╭─ Material to process

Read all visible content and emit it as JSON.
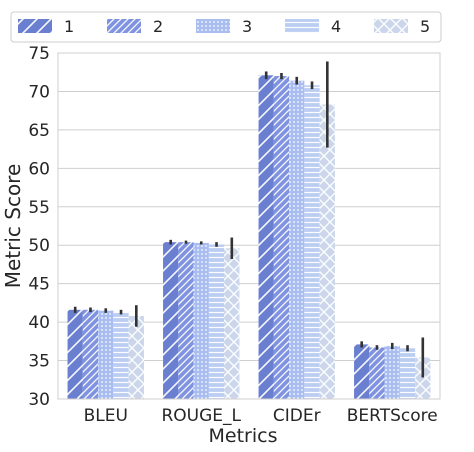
{
  "chart_data": {
    "type": "bar",
    "title": "",
    "xlabel": "Metrics",
    "ylabel": "Metric Score",
    "ylim": [
      30,
      75
    ],
    "yticks": [
      30,
      35,
      40,
      45,
      50,
      55,
      60,
      65,
      70,
      75
    ],
    "grid": true,
    "legend_position": "top",
    "categories": [
      "BLEU",
      "ROUGE_L",
      "CIDEr",
      "BERTScore"
    ],
    "series": [
      {
        "name": "1",
        "color": "#6b7fd0",
        "pattern": "slash",
        "values": [
          41.6,
          50.4,
          72.1,
          37.1
        ],
        "err": [
          0.4,
          0.3,
          0.5,
          0.4
        ]
      },
      {
        "name": "2",
        "color": "#7f93e0",
        "pattern": "dense-slash",
        "values": [
          41.6,
          50.4,
          72.0,
          36.7
        ],
        "err": [
          0.3,
          0.2,
          0.4,
          0.3
        ]
      },
      {
        "name": "3",
        "color": "#a9bdf0",
        "pattern": "dots",
        "values": [
          41.5,
          50.3,
          71.4,
          36.9
        ],
        "err": [
          0.3,
          0.2,
          0.5,
          0.4
        ]
      },
      {
        "name": "4",
        "color": "#bccdf2",
        "pattern": "horizontal",
        "values": [
          41.3,
          50.1,
          70.8,
          36.6
        ],
        "err": [
          0.3,
          0.3,
          0.5,
          0.4
        ]
      },
      {
        "name": "5",
        "color": "#ccd6ea",
        "pattern": "cross",
        "values": [
          40.8,
          49.6,
          68.3,
          35.4
        ],
        "err": [
          1.4,
          1.4,
          5.6,
          2.6
        ]
      }
    ]
  }
}
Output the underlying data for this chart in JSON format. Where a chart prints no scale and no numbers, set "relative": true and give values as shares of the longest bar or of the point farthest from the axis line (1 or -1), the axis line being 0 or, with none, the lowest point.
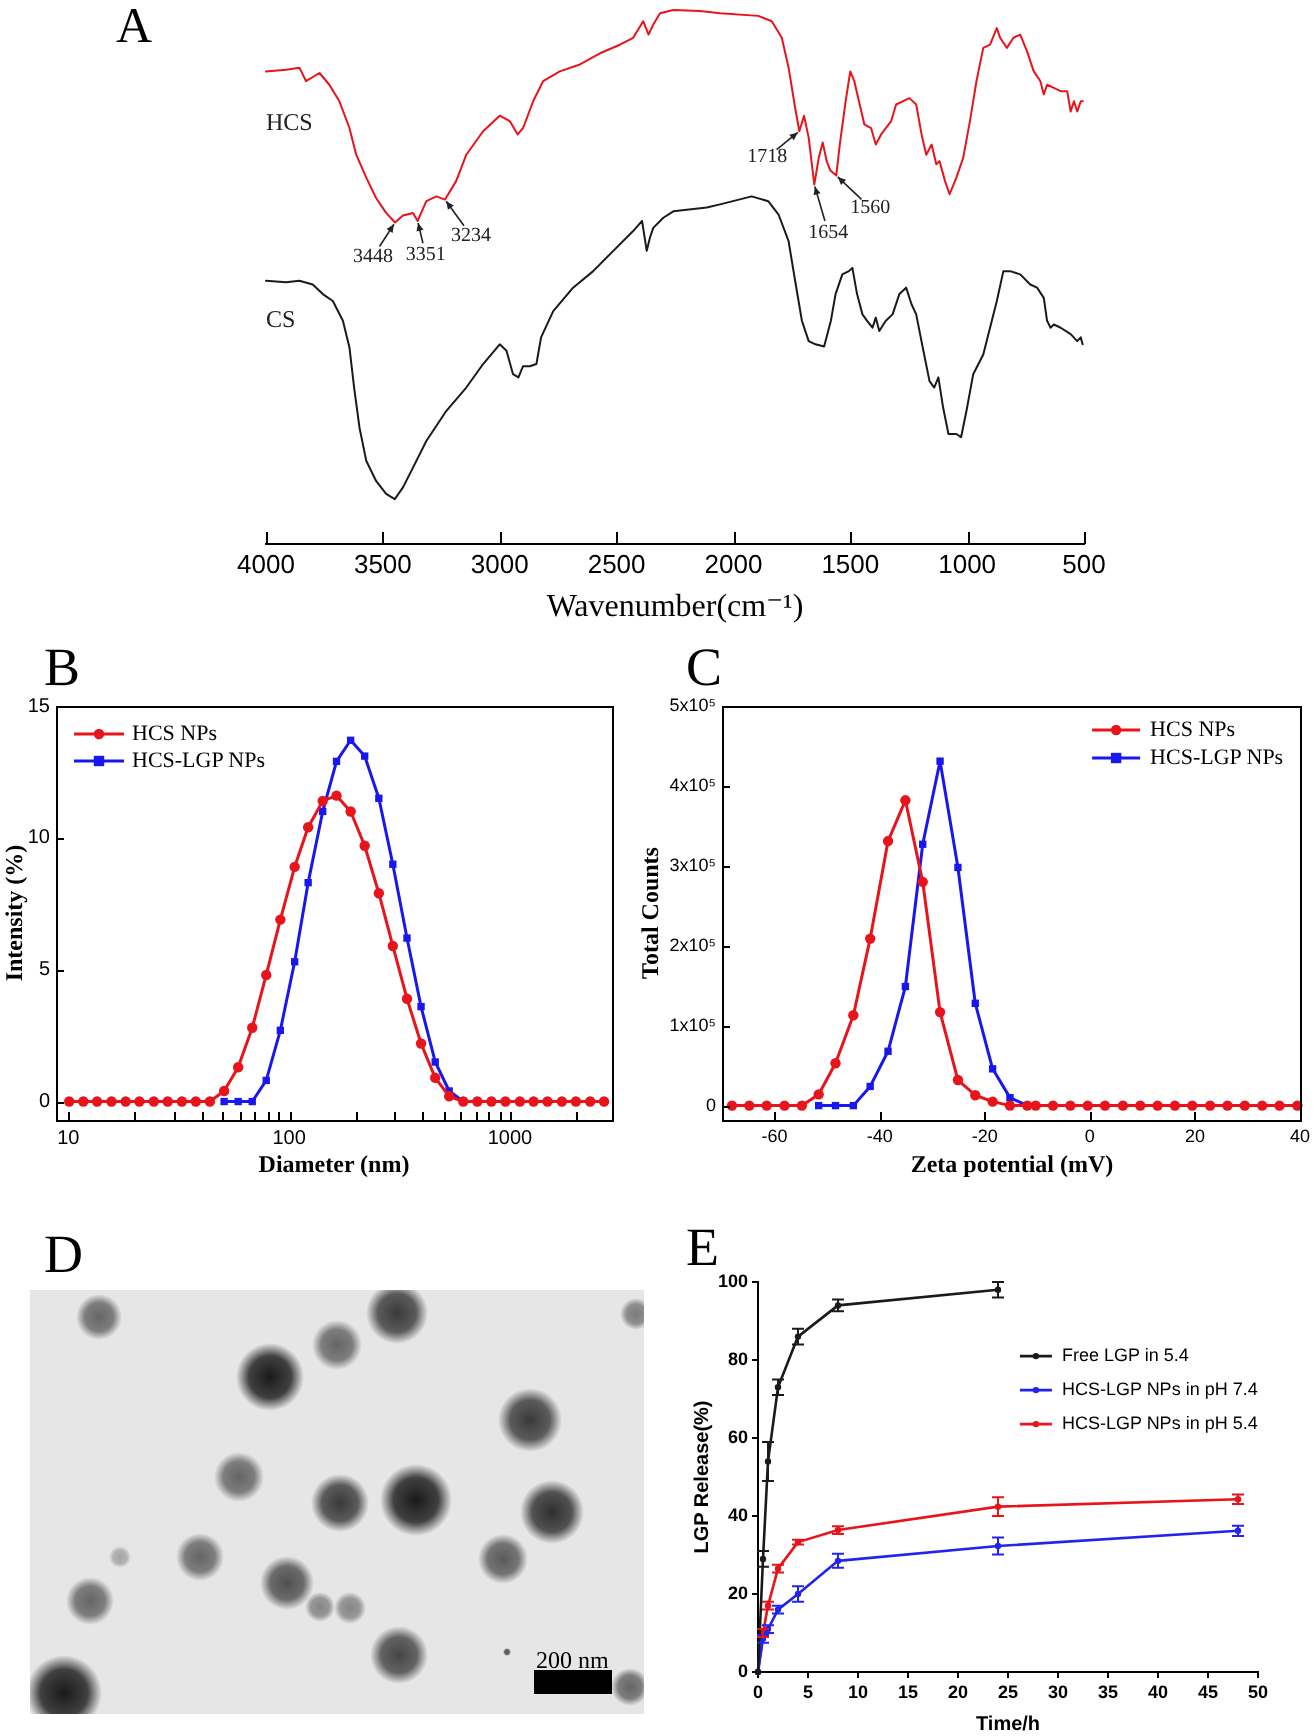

╰─

* **Task details**: Write out each line again precisely as it appears, skipping every picture.

* **Solution**:
Read all visible content and emit it as JSON.
{
  "chart_data": {
    "type": "bar",
    "title": "",
    "xlabel": "Metrics",
    "ylabel": "Metric Score",
    "ylim": [
      30,
      75
    ],
    "yticks": [
      30,
      35,
      40,
      45,
      50,
      55,
      60,
      65,
      70,
      75
    ],
    "grid": true,
    "legend_position": "top",
    "categories": [
      "BLEU",
      "ROUGE_L",
      "CIDEr",
      "BERTScore"
    ],
    "series": [
      {
        "name": "1",
        "color": "#6b7fd0",
        "pattern": "slash",
        "values": [
          41.6,
          50.4,
          72.1,
          37.1
        ],
        "err": [
          0.4,
          0.3,
          0.5,
          0.4
        ]
      },
      {
        "name": "2",
        "color": "#7f93e0",
        "pattern": "dense-slash",
        "values": [
          41.6,
          50.4,
          72.0,
          36.7
        ],
        "err": [
          0.3,
          0.2,
          0.4,
          0.3
        ]
      },
      {
        "name": "3",
        "color": "#a9bdf0",
        "pattern": "dots",
        "values": [
          41.5,
          50.3,
          71.4,
          36.9
        ],
        "err": [
          0.3,
          0.2,
          0.5,
          0.4
        ]
      },
      {
        "name": "4",
        "color": "#bccdf2",
        "pattern": "horizontal",
        "values": [
          41.3,
          50.1,
          70.8,
          36.6
        ],
        "err": [
          0.3,
          0.3,
          0.5,
          0.4
        ]
      },
      {
        "name": "5",
        "color": "#ccd6ea",
        "pattern": "cross",
        "values": [
          40.8,
          49.6,
          68.3,
          35.4
        ],
        "err": [
          1.4,
          1.4,
          5.6,
          2.6
        ]
      }
    ]
  }
}
Output the underlying data for this chart in JSON format. Where a chart prints no scale and no numbers, set "relative": true and give values as shares of the longest bar or of the point farthest from the axis line (1 or -1), the axis line being 0 or, with none, the lowest point.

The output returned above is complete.